WHAT IS EXPECTED
Take the material below and retype it in full; pictures are left out.

MATERIAL TO PROCESS
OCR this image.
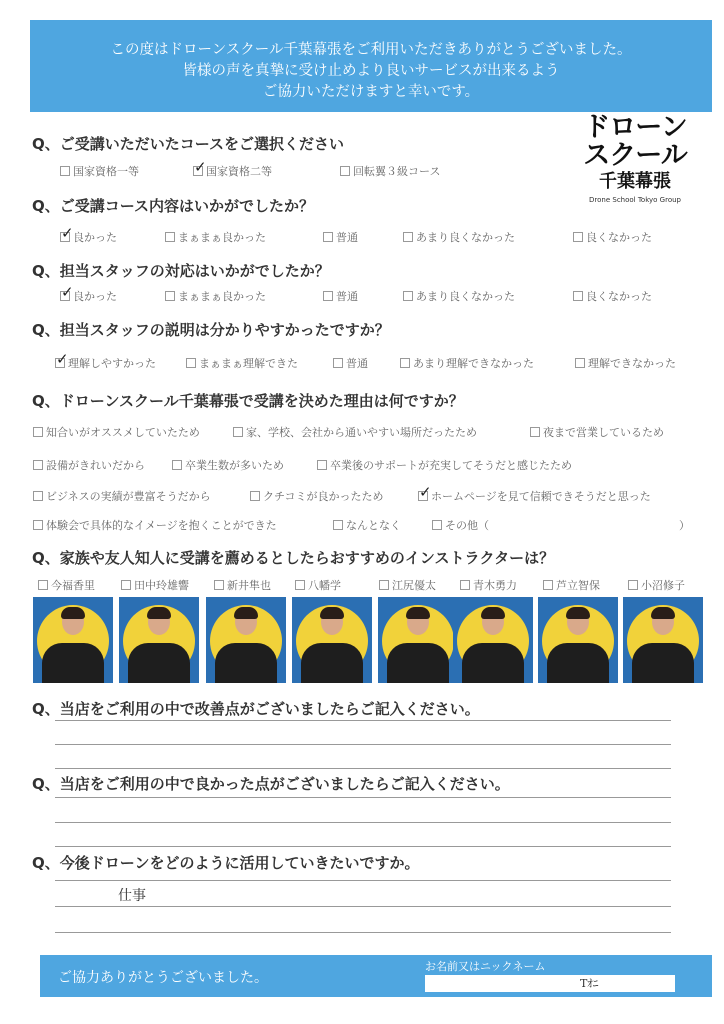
この度はドローンスクール千葉幕張をご利用いただきありがとうございました。
皆様の声を真摯に受け止めより良いサービスが出来るよう
ご協力いただけますと幸いです。
ドローン
スクール
千葉幕張
Drone School Tokyo Group
Q、ご受講いただいたコースをご選択ください
国家資格一等 ✓	国家資格二等	回転翼３級コース
Q、ご受講コース内容はいかがでしたか？
✓良かった	まぁまぁ良かった	普通	あまり良くなかった	良くなかった
Q、担当スタッフの対応はいかがでしたか？
✓良かった	まぁまぁ良かった	普通	あまり良くなかった	良くなかった
Q、担当スタッフの説明は分かりやすかったですか？
✓理解しやすかった	まぁまぁ理解できた	普通	あまり理解できなかった	理解できなかった
Q、ドローンスクール千葉幕張で受講を決めた理由は何ですか？
知合いがオススメしていたため	家、学校、会社から通いやすい場所だったため	夜まで営業しているため
設備がきれいだから	卒業生数が多いため	卒業後のサポートが充実してそうだと感じたため
ビジネスの実績が豊富そうだから	クチコミが良かったため ✓	ホームページを見て信頼できそうだと思った
体験会で具体的なイメージを抱くことができた	なんとなく	その他（	）
Q、家族や友人知人に受講を薦めるとしたらおすすめのインストラクターは？
今福香里	田中玲雄響	新井隼也	八幡学	江尻優太	青木勇力	芦立智保	小沼修子
Q、当店をご利用の中で改善点がございましたらご記入ください。
Q、当店をご利用の中で良かった点がございましたらご記入ください。
Q、今後ドローンをどのように活用していきたいですか。
仕事
ご協力ありがとうございました。
お名前又はニックネーム
Tｵﾆ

OUTPUT
OCR this image.
この度はドローンスクール千葉幕張をご利用いただきありがとうございました。
皆様の声を真摯に受け止めより良いサービスが出来るよう
ご協力いただけますと幸いです。
ドローン
スクール
千葉幕張
Drone School Tokyo Group
Q、ご受講いただいたコースをご選択ください
国家資格一等 ✓	国家資格二等	回転翼３級コース
Q、ご受講コース内容はいかがでしたか？
✓良かった	まぁまぁ良かった	普通	あまり良くなかった	良くなかった
Q、担当スタッフの対応はいかがでしたか？
✓良かった	まぁまぁ良かった	普通	あまり良くなかった	良くなかった
Q、担当スタッフの説明は分かりやすかったですか？
✓理解しやすかった	まぁまぁ理解できた	普通	あまり理解できなかった	理解できなかった
Q、ドローンスクール千葉幕張で受講を決めた理由は何ですか？
知合いがオススメしていたため	家、学校、会社から通いやすい場所だったため	夜まで営業しているため
設備がきれいだから	卒業生数が多いため	卒業後のサポートが充実してそうだと感じたため
ビジネスの実績が豊富そうだから	クチコミが良かったため ✓	ホームページを見て信頼できそうだと思った
体験会で具体的なイメージを抱くことができた	なんとなく	その他（	）
Q、家族や友人知人に受講を薦めるとしたらおすすめのインストラクターは？
今福香里	田中玲雄響	新井隼也	八幡学	江尻優太	青木勇力	芦立智保	小沼修子
Q、当店をご利用の中で改善点がございましたらご記入ください。
Q、当店をご利用の中で良かった点がございましたらご記入ください。
Q、今後ドローンをどのように活用していきたいですか。
仕事
ご協力ありがとうございました。
お名前又はニックネーム
Tｵﾆ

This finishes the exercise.